━━━━━ Extrait

Franklin Cruz, investisseur immobilier et président de la firme de courtage Cruz TradeMarks, achète à rabais des maisons saisies par les banques, qu'il retape et revend ensuite à des prix abordables. Il reçoit La Presse Affaires dans une coquette maison de Tampa Heights, un quartier en émergence près du centre-ville.

La propriété de 1700 pieds carrés, entièrement rénovée, compte trois chambres, deux salles de bains, des électroménagers neufs et de beaux arbres matures. M. Cruz l'a achetée pour 30 000$US auprès d'une banque - qui demandait au départ 55 000$US , a investi 40 000$US en rénovations, et il vient de la mettre sur le marché pour 110 000$US. «Il y a trois ans, au sommet du boom, cette maison se serait vendue environ 250 000$US», dit-il.

La demande pour les maisons de moins de 200 000$US a vraiment repris son envol, avance Franklin Cruz. Mais au-delà de ce seuil, c'est le calme plat. L'incertitude quant à la trajectoire des prix fait fuir les acheteurs.

Le prix moyen des résidences a tellement baissé à Tampa qu'une bonne partie des propriétaires ont une hypothèque plus élevée que la valeur marchande de leur résidence. Résultat: plusieurs s'entendent avec leur banque pour faire une vente à découvert, ce qui veut dire que l'institution accepte d'encaisser une perte sur la somme qui lui est due.

━━━━━━━━━━
━━━━━ Données

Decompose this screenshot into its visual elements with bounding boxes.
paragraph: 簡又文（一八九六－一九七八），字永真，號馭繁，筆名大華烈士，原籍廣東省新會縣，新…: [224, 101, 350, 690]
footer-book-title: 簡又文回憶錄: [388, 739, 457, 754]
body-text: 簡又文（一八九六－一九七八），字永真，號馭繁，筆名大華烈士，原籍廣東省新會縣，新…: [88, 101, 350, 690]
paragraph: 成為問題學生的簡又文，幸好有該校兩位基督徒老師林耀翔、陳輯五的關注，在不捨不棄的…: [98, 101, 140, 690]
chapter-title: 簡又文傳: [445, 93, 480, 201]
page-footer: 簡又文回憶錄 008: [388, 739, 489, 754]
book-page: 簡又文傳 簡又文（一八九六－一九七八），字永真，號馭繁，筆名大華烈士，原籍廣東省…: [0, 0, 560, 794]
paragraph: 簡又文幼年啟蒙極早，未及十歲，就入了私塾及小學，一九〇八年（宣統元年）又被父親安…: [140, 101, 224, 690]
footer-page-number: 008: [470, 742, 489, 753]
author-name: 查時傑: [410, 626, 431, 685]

━━━━━━━━━━

» Consigne: Rédigez la suite de l'extrait sur le marché immobilier de Tampa, en partant de sa dernière phrase. Vous n'avez pas besoin des données pour ce travail.

» Espace réponse:
«Ceux qui vivent dans une maison à 600 000$US et continuent à payer de grosses hypothèques voient leurs voisins faire des ventes à découvert et se disent: pourquoi pas moi aussi? explique Franklin Cruz. Ils savent que leur dossier de crédit va être affecté pendant quelques années, mais ils se disent qu'au moins, l'hémorragie va arrêter.»

Conséquences sociales

Cette explosion du nombre de saisies et d'abandon de maisons entraîne des conséquences sociales dans certains quartiers. Le risque d'attirer des squatteurs et autres sans-abri est grand, si bien que la Ville de Tampa ait commencé à racheter des propriétés pour tenter de limiter la décrépitude. Le pouvoir d'action de la municipalité est toutefois limité, puisque la crise a fortement grevé ses finances.

Depuis deux ans, la Ville a dû réduire ses dépenses de 124 millions sur un budget de 787 millions et licencier 673 employés, ou 13% de son personnel. Pendant ce temps, les revenus qu'elle tire des impôts fonciers ont fondu comme neige au soleil... au même rythme que la valeur des maisons. Ils sont passés de 166 millions en 2007 à 122 millions pour la présente année financière.

«Nous essayons de stimuler l'investissement, mais on peut seulement en faire un peu», explique Marc Huey, administrateur du développement économique, dans son bureau sobre de l'hôtel de ville.

Pour relancer son économie, Tampa mise beaucoup sur le programme de stimulus fédéral, qui prévoit l'installation d'une gare du futur TGV floridien en plein coeur de son centre-ville et des millions en retombées. Cela s'ajoute à plusieurs autres projets d'infrastructures et à l'ouverture prévue d'un nouveau campus de la South Florida University. Tous des projets publics ou mixtes. «Il n'y a pas d'investissements privés ces jours-ci», confirme M. Huey.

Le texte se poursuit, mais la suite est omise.